### WRITTEN PROBLEM:
Which lines in the material below contain the word "values"? Copy each of them.

* start RAW RECORDS *

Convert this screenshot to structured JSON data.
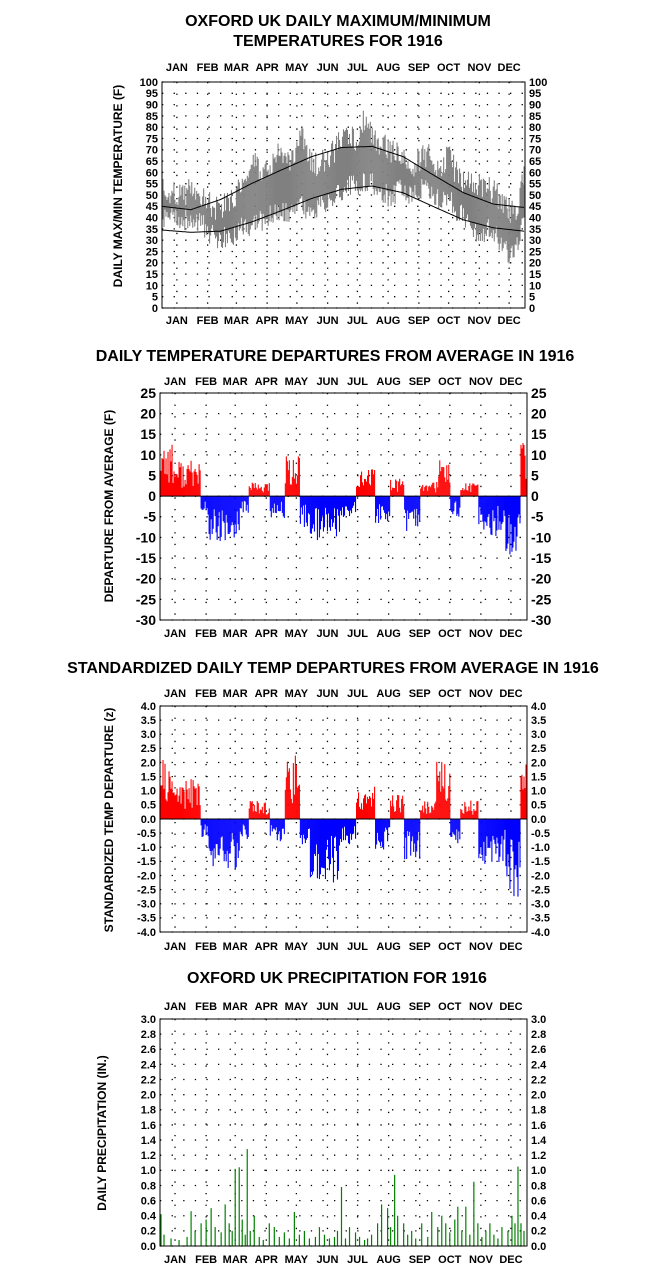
{
  "months": [
    "JAN",
    "FEB",
    "MAR",
    "APR",
    "MAY",
    "JUN",
    "JUL",
    "AUG",
    "SEP",
    "OCT",
    "NOV",
    "DEC"
  ],
  "colors": {
    "max_min": "#808080",
    "normal": "#000000",
    "positive": "#ff0000",
    "negative": "#0000ff",
    "precip": "#008000",
    "grid": "#000000"
  },
  "chart_data": [
    {
      "type": "line",
      "title": "OXFORD UK DAILY MAXIMUM/MINIMUM",
      "subtitle": "TEMPERATURES FOR 1916",
      "ylabel": "DAILY MAX/MIN TEMPERATURE (F)",
      "ylim": [
        0,
        100
      ],
      "yticks": [
        "0",
        "5",
        "10",
        "15",
        "20",
        "25",
        "30",
        "35",
        "40",
        "45",
        "50",
        "55",
        "60",
        "65",
        "70",
        "75",
        "80",
        "85",
        "90",
        "95",
        "100"
      ],
      "x_range_days": [
        1,
        366
      ],
      "grid": "dotted",
      "series": [],
      "normal_max_key": [
        [
          1,
          45
        ],
        [
          30,
          43.5
        ],
        [
          60,
          48
        ],
        [
          91,
          55
        ],
        [
          121,
          61
        ],
        [
          152,
          67
        ],
        [
          182,
          71
        ],
        [
          213,
          71.5
        ],
        [
          244,
          67
        ],
        [
          274,
          59
        ],
        [
          305,
          51
        ],
        [
          335,
          46
        ],
        [
          366,
          44.5
        ]
      ],
      "normal_min_key": [
        [
          1,
          34.5
        ],
        [
          30,
          33.5
        ],
        [
          60,
          34
        ],
        [
          91,
          38
        ],
        [
          121,
          43
        ],
        [
          152,
          48.5
        ],
        [
          182,
          52.5
        ],
        [
          213,
          54
        ],
        [
          244,
          51
        ],
        [
          274,
          45
        ],
        [
          305,
          39
        ],
        [
          335,
          35.5
        ],
        [
          366,
          34
        ]
      ],
      "daily_max_key": [
        [
          1,
          55
        ],
        [
          10,
          50
        ],
        [
          20,
          51
        ],
        [
          30,
          52
        ],
        [
          40,
          51
        ],
        [
          50,
          45
        ],
        [
          60,
          44
        ],
        [
          70,
          47
        ],
        [
          80,
          52
        ],
        [
          90,
          57
        ],
        [
          95,
          65
        ],
        [
          100,
          58
        ],
        [
          110,
          61
        ],
        [
          117,
          70
        ],
        [
          125,
          66
        ],
        [
          133,
          65
        ],
        [
          141,
          79
        ],
        [
          150,
          65
        ],
        [
          160,
          64
        ],
        [
          170,
          66
        ],
        [
          180,
          73
        ],
        [
          190,
          75
        ],
        [
          200,
          73
        ],
        [
          205,
          84
        ],
        [
          210,
          78
        ],
        [
          215,
          74
        ],
        [
          225,
          73
        ],
        [
          235,
          68
        ],
        [
          245,
          67
        ],
        [
          255,
          64
        ],
        [
          262,
          66
        ],
        [
          270,
          68
        ],
        [
          280,
          63
        ],
        [
          290,
          67
        ],
        [
          300,
          58
        ],
        [
          310,
          55
        ],
        [
          320,
          54
        ],
        [
          330,
          53
        ],
        [
          340,
          49
        ],
        [
          350,
          43
        ],
        [
          360,
          45
        ],
        [
          366,
          60
        ]
      ],
      "daily_min_key": [
        [
          1,
          38
        ],
        [
          10,
          40
        ],
        [
          20,
          39
        ],
        [
          30,
          40
        ],
        [
          40,
          38
        ],
        [
          50,
          32
        ],
        [
          60,
          31
        ],
        [
          70,
          32
        ],
        [
          80,
          35
        ],
        [
          90,
          36
        ],
        [
          100,
          38
        ],
        [
          110,
          41
        ],
        [
          120,
          44
        ],
        [
          130,
          42
        ],
        [
          140,
          47
        ],
        [
          150,
          42
        ],
        [
          160,
          45
        ],
        [
          170,
          47
        ],
        [
          180,
          50
        ],
        [
          190,
          54
        ],
        [
          200,
          55
        ],
        [
          210,
          57
        ],
        [
          220,
          53
        ],
        [
          230,
          49
        ],
        [
          240,
          52
        ],
        [
          250,
          50
        ],
        [
          260,
          52
        ],
        [
          270,
          54
        ],
        [
          280,
          48
        ],
        [
          290,
          49
        ],
        [
          300,
          42
        ],
        [
          310,
          39
        ],
        [
          320,
          33
        ],
        [
          330,
          35
        ],
        [
          340,
          31
        ],
        [
          350,
          24
        ],
        [
          360,
          28
        ],
        [
          366,
          40
        ]
      ],
      "data_status": "values read off the plot as approximate seasonal key points"
    },
    {
      "type": "bar",
      "title": "DAILY TEMPERATURE DEPARTURES FROM AVERAGE IN 1916",
      "ylabel": "DEPARTURE FROM AVERAGE (F)",
      "ylim": [
        -30,
        25
      ],
      "yticks": [
        "-30",
        "-25",
        "-20",
        "-15",
        "-10",
        "-5",
        "0",
        "5",
        "10",
        "15",
        "20",
        "25"
      ],
      "x_range_days": [
        1,
        366
      ],
      "grid": "dotted",
      "series": [],
      "runs": [
        [
          1,
          13,
          13
        ],
        [
          14,
          41,
          8
        ],
        [
          42,
          48,
          -4
        ],
        [
          49,
          80,
          -10
        ],
        [
          81,
          89,
          -4
        ],
        [
          90,
          110,
          3
        ],
        [
          111,
          125,
          -5
        ],
        [
          126,
          140,
          9
        ],
        [
          141,
          150,
          -7
        ],
        [
          151,
          180,
          -10
        ],
        [
          181,
          196,
          -5
        ],
        [
          197,
          215,
          6
        ],
        [
          216,
          230,
          -6
        ],
        [
          231,
          244,
          4
        ],
        [
          245,
          260,
          -8
        ],
        [
          261,
          276,
          3
        ],
        [
          277,
          290,
          8
        ],
        [
          291,
          300,
          -5
        ],
        [
          301,
          318,
          3
        ],
        [
          319,
          345,
          -9
        ],
        [
          346,
          360,
          -15
        ],
        [
          361,
          366,
          12
        ]
      ],
      "data_status": "values read off the plot as approximate runs [start_day, end_day, departure_F]"
    },
    {
      "type": "bar",
      "title": "STANDARDIZED DAILY TEMP DEPARTURES FROM AVERAGE IN 1916",
      "ylabel": "STANDARDIZED TEMP DEPARTURE (z)",
      "ylim": [
        -4.0,
        4.0
      ],
      "yticks": [
        "-4.0",
        "-3.5",
        "-3.0",
        "-2.5",
        "-2.0",
        "-1.5",
        "-1.0",
        "-0.5",
        "0.0",
        "0.5",
        "1.0",
        "1.5",
        "2.0",
        "2.5",
        "3.0",
        "3.5",
        "4.0"
      ],
      "x_range_days": [
        1,
        366
      ],
      "grid": "dotted",
      "series": [],
      "runs": [
        [
          1,
          13,
          1.9
        ],
        [
          14,
          41,
          1.3
        ],
        [
          42,
          48,
          -0.6
        ],
        [
          49,
          80,
          -1.8
        ],
        [
          81,
          89,
          -0.7
        ],
        [
          90,
          110,
          0.6
        ],
        [
          111,
          125,
          -0.8
        ],
        [
          126,
          140,
          2.2
        ],
        [
          141,
          150,
          -1.1
        ],
        [
          151,
          180,
          -2.2
        ],
        [
          181,
          196,
          -0.9
        ],
        [
          197,
          215,
          1.2
        ],
        [
          216,
          230,
          -1.0
        ],
        [
          231,
          244,
          0.8
        ],
        [
          245,
          260,
          -1.3
        ],
        [
          261,
          276,
          0.6
        ],
        [
          277,
          290,
          2.0
        ],
        [
          291,
          300,
          -0.8
        ],
        [
          301,
          318,
          0.6
        ],
        [
          319,
          345,
          -1.5
        ],
        [
          346,
          360,
          -2.5
        ],
        [
          361,
          366,
          1.8
        ]
      ],
      "data_status": "values read off the plot as approximate runs [start_day, end_day, z]"
    },
    {
      "type": "bar",
      "title": "OXFORD UK PRECIPITATION FOR 1916",
      "ylabel": "DAILY PRECIPITATION (IN.)",
      "ylim": [
        0.0,
        3.0
      ],
      "yticks": [
        "0.0",
        "0.2",
        "0.4",
        "0.6",
        "0.8",
        "1.0",
        "1.2",
        "1.4",
        "1.6",
        "1.8",
        "2.0",
        "2.2",
        "2.4",
        "2.6",
        "2.8",
        "3.0"
      ],
      "x_range_days": [
        1,
        366
      ],
      "grid": "dotted",
      "series": [],
      "events": [
        [
          2,
          0.42
        ],
        [
          5,
          0.15
        ],
        [
          12,
          0.1
        ],
        [
          20,
          0.08
        ],
        [
          28,
          0.12
        ],
        [
          32,
          0.46
        ],
        [
          36,
          0.2
        ],
        [
          42,
          0.3
        ],
        [
          47,
          0.35
        ],
        [
          52,
          0.5
        ],
        [
          56,
          0.25
        ],
        [
          62,
          0.18
        ],
        [
          66,
          0.55
        ],
        [
          70,
          0.3
        ],
        [
          73,
          0.2
        ],
        [
          76,
          1.02
        ],
        [
          80,
          1.04
        ],
        [
          83,
          0.35
        ],
        [
          86,
          0.15
        ],
        [
          88,
          1.28
        ],
        [
          91,
          0.2
        ],
        [
          95,
          0.4
        ],
        [
          100,
          0.12
        ],
        [
          104,
          0.08
        ],
        [
          110,
          0.3
        ],
        [
          115,
          0.25
        ],
        [
          120,
          0.12
        ],
        [
          125,
          0.18
        ],
        [
          130,
          0.1
        ],
        [
          135,
          0.45
        ],
        [
          140,
          0.15
        ],
        [
          145,
          0.2
        ],
        [
          150,
          0.1
        ],
        [
          156,
          0.12
        ],
        [
          160,
          0.25
        ],
        [
          165,
          0.15
        ],
        [
          170,
          0.1
        ],
        [
          175,
          0.12
        ],
        [
          178,
          0.2
        ],
        [
          182,
          0.78
        ],
        [
          186,
          0.1
        ],
        [
          190,
          0.25
        ],
        [
          196,
          0.18
        ],
        [
          200,
          0.12
        ],
        [
          205,
          0.08
        ],
        [
          208,
          0.1
        ],
        [
          212,
          0.15
        ],
        [
          218,
          0.3
        ],
        [
          222,
          0.55
        ],
        [
          228,
          0.5
        ],
        [
          231,
          0.25
        ],
        [
          235,
          0.94
        ],
        [
          238,
          0.4
        ],
        [
          244,
          0.3
        ],
        [
          248,
          0.15
        ],
        [
          252,
          0.2
        ],
        [
          256,
          0.1
        ],
        [
          262,
          0.3
        ],
        [
          268,
          0.12
        ],
        [
          272,
          0.45
        ],
        [
          278,
          0.25
        ],
        [
          282,
          0.4
        ],
        [
          286,
          0.3
        ],
        [
          290,
          0.18
        ],
        [
          295,
          0.35
        ],
        [
          298,
          0.52
        ],
        [
          302,
          0.2
        ],
        [
          306,
          0.52
        ],
        [
          310,
          0.15
        ],
        [
          314,
          0.85
        ],
        [
          318,
          0.3
        ],
        [
          322,
          0.12
        ],
        [
          326,
          0.2
        ],
        [
          330,
          0.3
        ],
        [
          334,
          0.15
        ],
        [
          338,
          0.1
        ],
        [
          342,
          0.25
        ],
        [
          348,
          0.2
        ],
        [
          352,
          0.4
        ],
        [
          355,
          0.3
        ],
        [
          358,
          1.05
        ],
        [
          361,
          0.3
        ],
        [
          364,
          0.2
        ]
      ],
      "data_status": "values read off the plot as approximate [day, inches] events"
    }
  ]
}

* end RAW RECORDS *

### REPLY TO THE TASK:
      "data_status": "values read off the plot as approximate seasonal key points"
      "data_status": "values read off the plot as approximate runs [start_day, end_day, departure_F]"
      "data_status": "values read off the plot as approximate runs [start_day, end_day, z]"
      "data_status": "values read off the plot as approximate [day, inches] events"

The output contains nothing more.